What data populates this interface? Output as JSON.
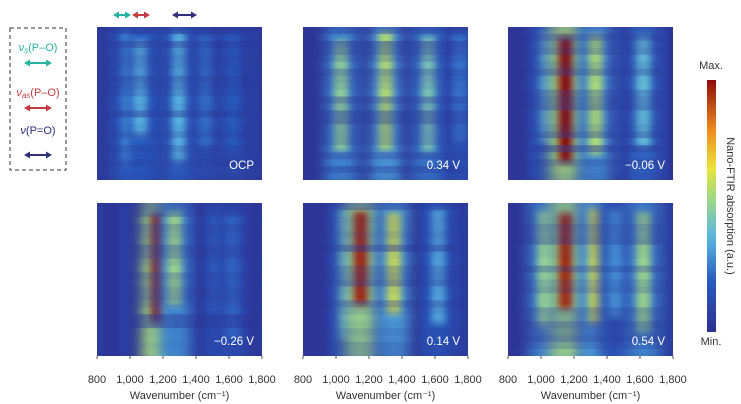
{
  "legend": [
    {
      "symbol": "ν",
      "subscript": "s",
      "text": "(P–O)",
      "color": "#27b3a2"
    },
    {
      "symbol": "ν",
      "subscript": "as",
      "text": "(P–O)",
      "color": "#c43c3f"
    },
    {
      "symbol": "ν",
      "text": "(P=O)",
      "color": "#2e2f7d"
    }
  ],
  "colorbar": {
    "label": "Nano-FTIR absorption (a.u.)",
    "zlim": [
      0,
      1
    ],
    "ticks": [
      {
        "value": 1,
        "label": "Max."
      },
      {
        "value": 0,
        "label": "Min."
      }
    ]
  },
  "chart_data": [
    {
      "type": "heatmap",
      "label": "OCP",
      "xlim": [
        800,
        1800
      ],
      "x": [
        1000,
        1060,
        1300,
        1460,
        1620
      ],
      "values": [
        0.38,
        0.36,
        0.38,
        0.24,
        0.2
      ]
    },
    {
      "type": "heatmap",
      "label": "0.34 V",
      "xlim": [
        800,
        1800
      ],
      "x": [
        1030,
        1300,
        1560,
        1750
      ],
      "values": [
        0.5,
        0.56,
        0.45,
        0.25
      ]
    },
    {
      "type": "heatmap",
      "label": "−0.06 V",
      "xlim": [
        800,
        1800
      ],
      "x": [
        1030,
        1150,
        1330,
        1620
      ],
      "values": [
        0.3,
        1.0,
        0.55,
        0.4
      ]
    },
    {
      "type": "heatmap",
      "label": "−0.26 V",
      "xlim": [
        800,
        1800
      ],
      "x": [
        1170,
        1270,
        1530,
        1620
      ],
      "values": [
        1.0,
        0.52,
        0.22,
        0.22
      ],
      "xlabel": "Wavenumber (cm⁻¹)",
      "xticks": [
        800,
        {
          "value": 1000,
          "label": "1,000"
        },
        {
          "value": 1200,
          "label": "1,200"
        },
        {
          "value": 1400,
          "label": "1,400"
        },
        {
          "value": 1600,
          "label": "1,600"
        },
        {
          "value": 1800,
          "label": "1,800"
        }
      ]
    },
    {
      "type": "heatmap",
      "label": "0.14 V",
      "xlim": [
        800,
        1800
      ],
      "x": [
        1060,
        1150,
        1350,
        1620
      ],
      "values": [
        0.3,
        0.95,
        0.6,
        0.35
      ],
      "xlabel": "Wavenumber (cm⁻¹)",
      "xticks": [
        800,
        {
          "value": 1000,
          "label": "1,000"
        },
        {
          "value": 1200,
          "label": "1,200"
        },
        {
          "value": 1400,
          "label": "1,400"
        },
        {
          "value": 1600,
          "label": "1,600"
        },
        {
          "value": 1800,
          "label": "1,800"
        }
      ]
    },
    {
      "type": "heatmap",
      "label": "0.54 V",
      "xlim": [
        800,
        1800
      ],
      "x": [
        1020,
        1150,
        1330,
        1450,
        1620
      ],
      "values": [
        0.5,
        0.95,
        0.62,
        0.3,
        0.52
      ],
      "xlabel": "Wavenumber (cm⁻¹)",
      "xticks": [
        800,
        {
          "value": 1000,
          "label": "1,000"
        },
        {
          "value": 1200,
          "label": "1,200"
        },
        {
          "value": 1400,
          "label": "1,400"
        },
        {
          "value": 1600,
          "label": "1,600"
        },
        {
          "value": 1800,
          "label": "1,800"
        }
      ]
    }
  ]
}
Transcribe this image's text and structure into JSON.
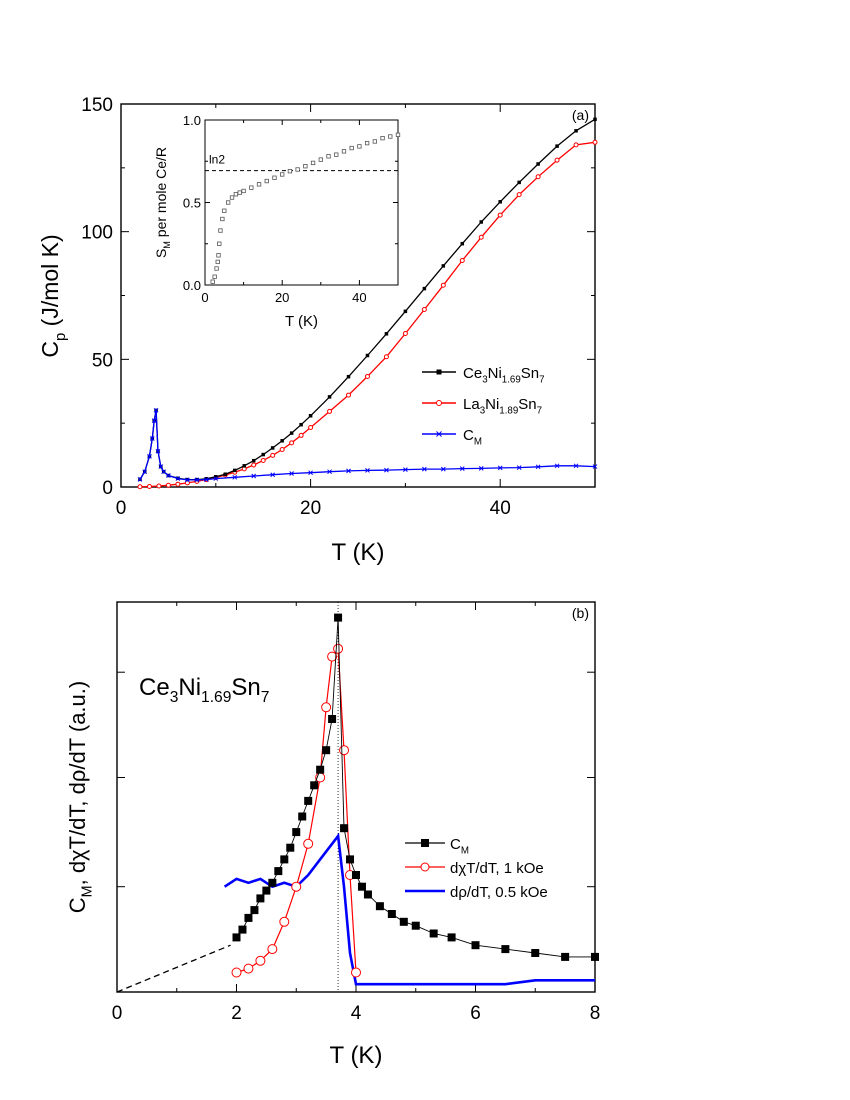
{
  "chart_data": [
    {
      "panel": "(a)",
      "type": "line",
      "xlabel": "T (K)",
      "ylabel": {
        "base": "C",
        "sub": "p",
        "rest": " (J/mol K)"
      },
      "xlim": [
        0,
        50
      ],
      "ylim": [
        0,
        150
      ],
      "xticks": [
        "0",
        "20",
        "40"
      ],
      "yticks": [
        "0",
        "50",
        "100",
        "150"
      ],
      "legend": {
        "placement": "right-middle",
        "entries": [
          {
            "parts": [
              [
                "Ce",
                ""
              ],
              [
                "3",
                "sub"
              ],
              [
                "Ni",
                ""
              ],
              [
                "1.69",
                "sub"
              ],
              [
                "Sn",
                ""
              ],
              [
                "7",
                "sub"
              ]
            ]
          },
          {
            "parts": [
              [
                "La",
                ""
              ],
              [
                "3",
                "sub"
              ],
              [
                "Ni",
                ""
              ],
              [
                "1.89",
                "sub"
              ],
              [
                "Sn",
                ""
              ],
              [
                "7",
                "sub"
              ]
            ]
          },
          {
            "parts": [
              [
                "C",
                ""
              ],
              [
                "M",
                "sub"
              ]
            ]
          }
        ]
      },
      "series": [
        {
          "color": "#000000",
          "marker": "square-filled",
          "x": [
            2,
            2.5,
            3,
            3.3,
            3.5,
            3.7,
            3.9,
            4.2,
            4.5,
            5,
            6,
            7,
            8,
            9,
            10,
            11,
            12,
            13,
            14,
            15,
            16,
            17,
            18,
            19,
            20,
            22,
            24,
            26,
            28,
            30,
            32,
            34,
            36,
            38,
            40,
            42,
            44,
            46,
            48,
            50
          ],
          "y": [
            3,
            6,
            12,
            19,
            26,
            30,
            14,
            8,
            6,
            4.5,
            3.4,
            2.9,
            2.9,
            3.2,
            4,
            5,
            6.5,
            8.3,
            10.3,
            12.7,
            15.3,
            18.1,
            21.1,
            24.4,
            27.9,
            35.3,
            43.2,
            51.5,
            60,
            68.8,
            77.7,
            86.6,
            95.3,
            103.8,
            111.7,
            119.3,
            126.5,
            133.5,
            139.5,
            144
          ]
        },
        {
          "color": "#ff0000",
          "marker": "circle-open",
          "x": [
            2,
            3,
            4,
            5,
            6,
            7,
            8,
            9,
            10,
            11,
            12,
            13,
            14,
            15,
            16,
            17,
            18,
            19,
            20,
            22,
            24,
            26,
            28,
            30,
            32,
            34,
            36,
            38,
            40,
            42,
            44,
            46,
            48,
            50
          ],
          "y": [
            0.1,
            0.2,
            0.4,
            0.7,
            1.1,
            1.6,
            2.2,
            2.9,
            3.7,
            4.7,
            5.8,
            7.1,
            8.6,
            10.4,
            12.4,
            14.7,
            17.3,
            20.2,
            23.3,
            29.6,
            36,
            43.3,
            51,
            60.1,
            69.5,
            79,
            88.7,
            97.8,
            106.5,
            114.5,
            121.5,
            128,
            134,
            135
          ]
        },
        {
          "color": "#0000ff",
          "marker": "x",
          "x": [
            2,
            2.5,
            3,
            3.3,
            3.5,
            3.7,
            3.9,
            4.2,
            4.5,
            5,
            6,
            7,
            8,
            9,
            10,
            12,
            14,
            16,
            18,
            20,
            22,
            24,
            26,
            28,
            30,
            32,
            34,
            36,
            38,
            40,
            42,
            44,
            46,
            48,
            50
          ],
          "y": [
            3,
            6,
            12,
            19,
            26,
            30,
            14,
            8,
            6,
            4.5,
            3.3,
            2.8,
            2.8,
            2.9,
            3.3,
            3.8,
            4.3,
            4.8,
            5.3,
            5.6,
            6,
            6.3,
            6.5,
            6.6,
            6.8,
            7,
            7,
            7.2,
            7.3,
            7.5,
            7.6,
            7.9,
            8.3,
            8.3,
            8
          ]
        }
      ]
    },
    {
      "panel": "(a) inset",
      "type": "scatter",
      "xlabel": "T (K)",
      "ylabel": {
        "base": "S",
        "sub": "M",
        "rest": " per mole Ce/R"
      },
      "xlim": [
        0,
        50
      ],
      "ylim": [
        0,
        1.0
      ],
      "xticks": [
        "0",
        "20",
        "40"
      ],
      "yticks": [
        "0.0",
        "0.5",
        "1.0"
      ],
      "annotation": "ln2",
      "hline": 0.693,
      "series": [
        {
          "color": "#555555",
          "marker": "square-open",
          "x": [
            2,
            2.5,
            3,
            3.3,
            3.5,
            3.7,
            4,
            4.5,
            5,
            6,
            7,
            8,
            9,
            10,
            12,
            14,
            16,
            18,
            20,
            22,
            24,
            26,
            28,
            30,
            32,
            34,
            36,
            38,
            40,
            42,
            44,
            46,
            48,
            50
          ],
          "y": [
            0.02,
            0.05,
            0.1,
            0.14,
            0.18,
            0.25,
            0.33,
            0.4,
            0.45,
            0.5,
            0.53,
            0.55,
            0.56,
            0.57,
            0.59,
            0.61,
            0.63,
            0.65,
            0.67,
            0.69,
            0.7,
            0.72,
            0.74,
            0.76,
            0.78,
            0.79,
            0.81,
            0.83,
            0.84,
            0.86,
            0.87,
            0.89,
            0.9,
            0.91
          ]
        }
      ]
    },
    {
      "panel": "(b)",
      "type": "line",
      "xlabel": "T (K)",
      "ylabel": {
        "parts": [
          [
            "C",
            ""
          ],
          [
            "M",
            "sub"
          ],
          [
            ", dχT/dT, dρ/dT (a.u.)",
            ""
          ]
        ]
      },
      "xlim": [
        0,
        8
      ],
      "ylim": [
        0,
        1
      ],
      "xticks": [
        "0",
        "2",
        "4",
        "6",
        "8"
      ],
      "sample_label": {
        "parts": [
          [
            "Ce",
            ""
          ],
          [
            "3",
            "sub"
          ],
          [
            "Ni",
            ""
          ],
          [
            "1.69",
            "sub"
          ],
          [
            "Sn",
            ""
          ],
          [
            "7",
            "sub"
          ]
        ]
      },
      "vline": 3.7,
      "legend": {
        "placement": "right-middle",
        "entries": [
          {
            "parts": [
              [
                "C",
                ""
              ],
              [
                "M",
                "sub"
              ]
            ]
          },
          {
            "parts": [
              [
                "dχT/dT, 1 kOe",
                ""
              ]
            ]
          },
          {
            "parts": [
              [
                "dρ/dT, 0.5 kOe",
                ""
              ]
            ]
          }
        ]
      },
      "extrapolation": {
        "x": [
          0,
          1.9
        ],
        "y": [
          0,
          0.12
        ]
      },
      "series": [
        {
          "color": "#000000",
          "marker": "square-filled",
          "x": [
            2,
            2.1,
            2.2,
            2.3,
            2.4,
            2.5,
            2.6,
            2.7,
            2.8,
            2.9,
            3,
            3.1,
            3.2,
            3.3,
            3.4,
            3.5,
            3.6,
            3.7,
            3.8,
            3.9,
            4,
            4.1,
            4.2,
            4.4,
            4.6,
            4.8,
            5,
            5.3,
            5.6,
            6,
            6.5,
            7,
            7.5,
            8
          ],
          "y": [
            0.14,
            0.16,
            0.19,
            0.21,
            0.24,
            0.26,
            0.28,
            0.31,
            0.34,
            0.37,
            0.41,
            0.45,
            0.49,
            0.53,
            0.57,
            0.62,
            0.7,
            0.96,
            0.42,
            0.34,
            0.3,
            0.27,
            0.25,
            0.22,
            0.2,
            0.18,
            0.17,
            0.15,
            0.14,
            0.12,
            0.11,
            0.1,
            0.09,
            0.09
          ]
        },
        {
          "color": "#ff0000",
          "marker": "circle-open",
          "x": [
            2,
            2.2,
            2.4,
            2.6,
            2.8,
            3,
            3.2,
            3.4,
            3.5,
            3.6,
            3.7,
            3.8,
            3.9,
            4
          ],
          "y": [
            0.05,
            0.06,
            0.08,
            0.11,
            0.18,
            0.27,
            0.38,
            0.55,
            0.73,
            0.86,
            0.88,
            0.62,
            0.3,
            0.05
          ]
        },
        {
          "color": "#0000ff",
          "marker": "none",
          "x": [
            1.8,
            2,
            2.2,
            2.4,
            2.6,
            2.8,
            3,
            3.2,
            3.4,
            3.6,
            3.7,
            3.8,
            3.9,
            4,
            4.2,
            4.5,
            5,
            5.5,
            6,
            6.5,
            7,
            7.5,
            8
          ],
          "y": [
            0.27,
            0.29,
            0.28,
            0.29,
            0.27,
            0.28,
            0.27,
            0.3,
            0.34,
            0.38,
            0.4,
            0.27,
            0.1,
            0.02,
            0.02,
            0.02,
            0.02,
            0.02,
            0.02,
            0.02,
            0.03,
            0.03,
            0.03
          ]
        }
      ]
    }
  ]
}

● **Short task**:
Copy all the lines above that hold the string "text".

● **Answer below**:
      "text": "(P–O)",
      "text": "(P–O)",
      "text": "(P=O)",
Transcribe this image's text and structure into JSON.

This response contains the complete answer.